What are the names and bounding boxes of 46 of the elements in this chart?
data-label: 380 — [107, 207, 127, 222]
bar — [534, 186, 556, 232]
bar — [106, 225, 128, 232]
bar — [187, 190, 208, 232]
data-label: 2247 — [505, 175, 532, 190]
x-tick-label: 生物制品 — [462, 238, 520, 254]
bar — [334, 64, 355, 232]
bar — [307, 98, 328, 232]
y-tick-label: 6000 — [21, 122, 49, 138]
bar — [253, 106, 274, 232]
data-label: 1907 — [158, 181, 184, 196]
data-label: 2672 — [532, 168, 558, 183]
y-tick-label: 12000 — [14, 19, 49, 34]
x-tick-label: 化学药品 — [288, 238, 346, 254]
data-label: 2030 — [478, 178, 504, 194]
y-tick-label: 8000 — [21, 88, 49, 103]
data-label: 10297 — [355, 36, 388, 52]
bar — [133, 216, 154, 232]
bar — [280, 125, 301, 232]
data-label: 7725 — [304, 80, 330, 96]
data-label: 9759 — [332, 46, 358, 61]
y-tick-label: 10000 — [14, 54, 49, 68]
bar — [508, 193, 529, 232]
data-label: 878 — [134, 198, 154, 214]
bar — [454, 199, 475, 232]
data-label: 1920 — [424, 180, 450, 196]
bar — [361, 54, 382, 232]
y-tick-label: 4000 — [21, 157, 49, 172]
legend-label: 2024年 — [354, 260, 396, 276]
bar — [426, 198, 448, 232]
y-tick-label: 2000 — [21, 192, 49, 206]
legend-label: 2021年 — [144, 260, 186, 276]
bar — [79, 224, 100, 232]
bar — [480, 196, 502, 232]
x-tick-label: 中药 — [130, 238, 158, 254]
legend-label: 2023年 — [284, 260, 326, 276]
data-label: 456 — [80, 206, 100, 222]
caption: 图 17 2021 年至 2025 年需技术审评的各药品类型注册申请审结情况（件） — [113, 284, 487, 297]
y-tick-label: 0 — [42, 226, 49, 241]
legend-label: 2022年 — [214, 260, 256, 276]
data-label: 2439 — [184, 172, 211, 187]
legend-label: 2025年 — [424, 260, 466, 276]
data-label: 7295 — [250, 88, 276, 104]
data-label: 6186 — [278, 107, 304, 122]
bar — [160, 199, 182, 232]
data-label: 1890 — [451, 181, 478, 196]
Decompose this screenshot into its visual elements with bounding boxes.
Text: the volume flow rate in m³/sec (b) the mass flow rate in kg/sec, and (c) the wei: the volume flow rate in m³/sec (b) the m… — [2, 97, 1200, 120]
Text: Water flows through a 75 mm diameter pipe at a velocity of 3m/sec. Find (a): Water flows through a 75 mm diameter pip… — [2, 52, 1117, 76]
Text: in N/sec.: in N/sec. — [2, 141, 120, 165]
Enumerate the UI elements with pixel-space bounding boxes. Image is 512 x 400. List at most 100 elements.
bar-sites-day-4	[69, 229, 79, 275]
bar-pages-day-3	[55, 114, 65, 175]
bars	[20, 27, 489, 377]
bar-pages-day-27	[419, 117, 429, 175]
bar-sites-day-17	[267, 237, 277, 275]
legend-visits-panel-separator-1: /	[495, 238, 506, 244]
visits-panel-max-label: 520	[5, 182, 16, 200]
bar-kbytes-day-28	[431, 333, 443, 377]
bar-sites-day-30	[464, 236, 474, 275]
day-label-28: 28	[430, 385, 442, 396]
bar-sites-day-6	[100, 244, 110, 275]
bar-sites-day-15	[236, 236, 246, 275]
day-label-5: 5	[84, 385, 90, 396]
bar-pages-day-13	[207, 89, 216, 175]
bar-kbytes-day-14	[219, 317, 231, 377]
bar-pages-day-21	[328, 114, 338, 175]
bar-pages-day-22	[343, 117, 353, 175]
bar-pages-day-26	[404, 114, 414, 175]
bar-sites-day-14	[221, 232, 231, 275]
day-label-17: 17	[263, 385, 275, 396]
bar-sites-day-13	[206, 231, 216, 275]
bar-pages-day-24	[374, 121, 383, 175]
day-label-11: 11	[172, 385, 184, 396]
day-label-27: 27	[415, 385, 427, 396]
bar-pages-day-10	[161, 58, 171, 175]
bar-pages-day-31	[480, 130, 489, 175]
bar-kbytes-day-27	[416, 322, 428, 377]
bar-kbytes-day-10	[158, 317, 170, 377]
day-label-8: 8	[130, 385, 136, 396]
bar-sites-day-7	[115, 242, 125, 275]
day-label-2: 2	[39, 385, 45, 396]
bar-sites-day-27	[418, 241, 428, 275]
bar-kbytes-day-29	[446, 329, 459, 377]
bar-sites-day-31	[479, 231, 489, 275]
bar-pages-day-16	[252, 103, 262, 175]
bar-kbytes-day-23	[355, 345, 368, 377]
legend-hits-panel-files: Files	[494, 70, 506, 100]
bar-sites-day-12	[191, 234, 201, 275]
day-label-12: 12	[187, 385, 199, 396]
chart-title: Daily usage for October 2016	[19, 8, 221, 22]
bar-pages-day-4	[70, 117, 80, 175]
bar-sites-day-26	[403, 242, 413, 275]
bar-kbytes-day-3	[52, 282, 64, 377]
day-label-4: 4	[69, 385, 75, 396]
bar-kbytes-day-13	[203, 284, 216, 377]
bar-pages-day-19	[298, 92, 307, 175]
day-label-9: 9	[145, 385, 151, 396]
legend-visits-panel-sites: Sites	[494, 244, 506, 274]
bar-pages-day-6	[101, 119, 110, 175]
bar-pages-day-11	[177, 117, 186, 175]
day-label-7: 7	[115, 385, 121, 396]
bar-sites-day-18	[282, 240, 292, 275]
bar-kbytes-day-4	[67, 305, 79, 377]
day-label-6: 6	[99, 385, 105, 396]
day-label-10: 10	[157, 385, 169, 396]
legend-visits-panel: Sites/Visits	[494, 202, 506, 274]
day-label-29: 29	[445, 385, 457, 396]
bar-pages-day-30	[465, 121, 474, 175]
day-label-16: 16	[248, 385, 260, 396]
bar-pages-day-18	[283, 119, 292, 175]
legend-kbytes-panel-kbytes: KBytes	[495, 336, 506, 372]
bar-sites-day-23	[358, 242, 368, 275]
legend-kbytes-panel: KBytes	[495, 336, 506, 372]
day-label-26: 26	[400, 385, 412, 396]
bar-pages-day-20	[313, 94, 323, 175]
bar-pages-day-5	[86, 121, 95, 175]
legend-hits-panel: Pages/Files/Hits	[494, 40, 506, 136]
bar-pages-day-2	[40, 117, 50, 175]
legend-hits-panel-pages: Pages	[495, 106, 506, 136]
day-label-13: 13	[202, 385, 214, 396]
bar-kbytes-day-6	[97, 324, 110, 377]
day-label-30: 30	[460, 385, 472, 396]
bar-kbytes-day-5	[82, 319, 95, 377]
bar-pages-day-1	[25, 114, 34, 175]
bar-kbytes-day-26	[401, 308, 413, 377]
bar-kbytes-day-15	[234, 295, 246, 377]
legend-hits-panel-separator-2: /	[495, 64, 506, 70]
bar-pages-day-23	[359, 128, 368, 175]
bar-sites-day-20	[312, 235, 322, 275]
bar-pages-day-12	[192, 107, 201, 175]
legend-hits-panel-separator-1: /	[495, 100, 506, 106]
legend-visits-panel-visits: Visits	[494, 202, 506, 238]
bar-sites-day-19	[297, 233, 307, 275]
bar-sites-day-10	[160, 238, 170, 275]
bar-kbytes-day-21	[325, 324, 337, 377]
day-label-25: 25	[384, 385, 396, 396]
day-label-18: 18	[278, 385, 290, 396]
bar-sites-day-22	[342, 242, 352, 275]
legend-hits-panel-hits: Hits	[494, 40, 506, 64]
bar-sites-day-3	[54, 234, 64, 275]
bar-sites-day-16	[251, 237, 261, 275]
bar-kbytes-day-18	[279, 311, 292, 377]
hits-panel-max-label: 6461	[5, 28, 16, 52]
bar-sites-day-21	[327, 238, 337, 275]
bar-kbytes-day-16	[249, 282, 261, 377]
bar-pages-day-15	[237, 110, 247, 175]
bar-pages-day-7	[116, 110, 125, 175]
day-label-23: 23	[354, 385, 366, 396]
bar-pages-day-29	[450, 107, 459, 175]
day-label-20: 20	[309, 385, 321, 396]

EXERCISE. Count the lines in the items that contain the string "Text", and reply with that number alone.

THE ANSWER. 3